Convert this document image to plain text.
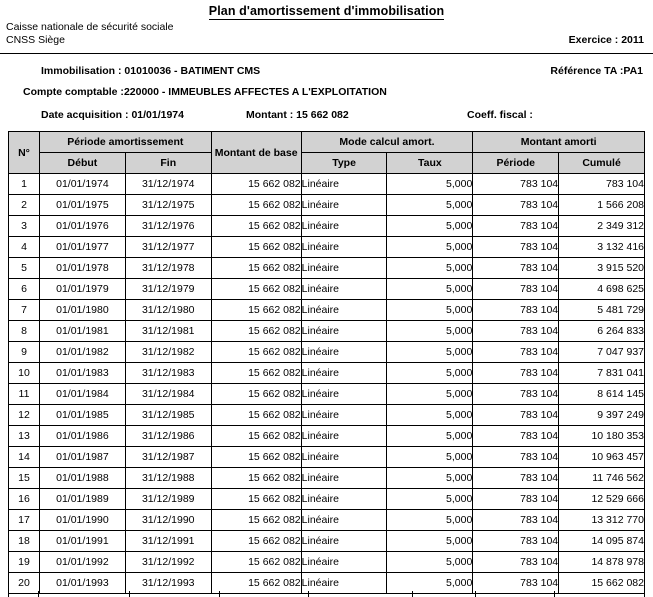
Plan d'amortissement d'immobilisation
Caisse nationale de sécurité sociale
CNSS Siège	Exercice : 2011
Immobilisation : 01010036 - BATIMENT CMS	Référence TA :PA1
Compte comptable :220000 - IMMEUBLES AFFECTES A L'EXPLOITATION
Date acquisition : 01/01/1974	Montant : 15 662 082	Coeff. fiscal :
N°	Période amortissement		Montant de base	Mode calcul amort.		Montant amorti	
	Début	Fin		Type	Taux	Période	Cumulé
1	01/01/1974	31/12/1974	15 662 082	Linéaire	5,000	783 104	783 104
2	01/01/1975	31/12/1975	15 662 082	Linéaire	5,000	783 104	1 566 208
3	01/01/1976	31/12/1976	15 662 082	Linéaire	5,000	783 104	2 349 312
4	01/01/1977	31/12/1977	15 662 082	Linéaire	5,000	783 104	3 132 416
5	01/01/1978	31/12/1978	15 662 082	Linéaire	5,000	783 104	3 915 520
6	01/01/1979	31/12/1979	15 662 082	Linéaire	5,000	783 104	4 698 625
7	01/01/1980	31/12/1980	15 662 082	Linéaire	5,000	783 104	5 481 729
8	01/01/1981	31/12/1981	15 662 082	Linéaire	5,000	783 104	6 264 833
9	01/01/1982	31/12/1982	15 662 082	Linéaire	5,000	783 104	7 047 937
10	01/01/1983	31/12/1983	15 662 082	Linéaire	5,000	783 104	7 831 041
11	01/01/1984	31/12/1984	15 662 082	Linéaire	5,000	783 104	8 614 145
12	01/01/1985	31/12/1985	15 662 082	Linéaire	5,000	783 104	9 397 249
13	01/01/1986	31/12/1986	15 662 082	Linéaire	5,000	783 104	10 180 353
14	01/01/1987	31/12/1987	15 662 082	Linéaire	5,000	783 104	10 963 457
15	01/01/1988	31/12/1988	15 662 082	Linéaire	5,000	783 104	11 746 562
16	01/01/1989	31/12/1989	15 662 082	Linéaire	5,000	783 104	12 529 666
17	01/01/1990	31/12/1990	15 662 082	Linéaire	5,000	783 104	13 312 770
18	01/01/1991	31/12/1991	15 662 082	Linéaire	5,000	783 104	14 095 874
19	01/01/1992	31/12/1992	15 662 082	Linéaire	5,000	783 104	14 878 978
20	01/01/1993	31/12/1993	15 662 082	Linéaire	5,000	783 104	15 662 082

== Task ==
Reproduce the full listing faithfully, but do not carry over any pictures.

== Worked solution ==
Convert this document image to plain text.
Plan d'amortissement d'immobilisation
Caisse nationale de sécurité sociale
CNSS Siège	Exercice : 2011
Immobilisation : 01010036 - BATIMENT CMS	Référence TA :PA1
Compte comptable :220000 - IMMEUBLES AFFECTES A L'EXPLOITATION
Date acquisition : 01/01/1974	Montant : 15 662 082	Coeff. fiscal :
N°	Période amortissement		Montant de base	Mode calcul amort.		Montant amorti	
	Début	Fin		Type	Taux	Période	Cumulé
1	01/01/1974	31/12/1974	15 662 082	Linéaire	5,000	783 104	783 104
2	01/01/1975	31/12/1975	15 662 082	Linéaire	5,000	783 104	1 566 208
3	01/01/1976	31/12/1976	15 662 082	Linéaire	5,000	783 104	2 349 312
4	01/01/1977	31/12/1977	15 662 082	Linéaire	5,000	783 104	3 132 416
5	01/01/1978	31/12/1978	15 662 082	Linéaire	5,000	783 104	3 915 520
6	01/01/1979	31/12/1979	15 662 082	Linéaire	5,000	783 104	4 698 625
7	01/01/1980	31/12/1980	15 662 082	Linéaire	5,000	783 104	5 481 729
8	01/01/1981	31/12/1981	15 662 082	Linéaire	5,000	783 104	6 264 833
9	01/01/1982	31/12/1982	15 662 082	Linéaire	5,000	783 104	7 047 937
10	01/01/1983	31/12/1983	15 662 082	Linéaire	5,000	783 104	7 831 041
11	01/01/1984	31/12/1984	15 662 082	Linéaire	5,000	783 104	8 614 145
12	01/01/1985	31/12/1985	15 662 082	Linéaire	5,000	783 104	9 397 249
13	01/01/1986	31/12/1986	15 662 082	Linéaire	5,000	783 104	10 180 353
14	01/01/1987	31/12/1987	15 662 082	Linéaire	5,000	783 104	10 963 457
15	01/01/1988	31/12/1988	15 662 082	Linéaire	5,000	783 104	11 746 562
16	01/01/1989	31/12/1989	15 662 082	Linéaire	5,000	783 104	12 529 666
17	01/01/1990	31/12/1990	15 662 082	Linéaire	5,000	783 104	13 312 770
18	01/01/1991	31/12/1991	15 662 082	Linéaire	5,000	783 104	14 095 874
19	01/01/1992	31/12/1992	15 662 082	Linéaire	5,000	783 104	14 878 978
20	01/01/1993	31/12/1993	15 662 082	Linéaire	5,000	783 104	15 662 082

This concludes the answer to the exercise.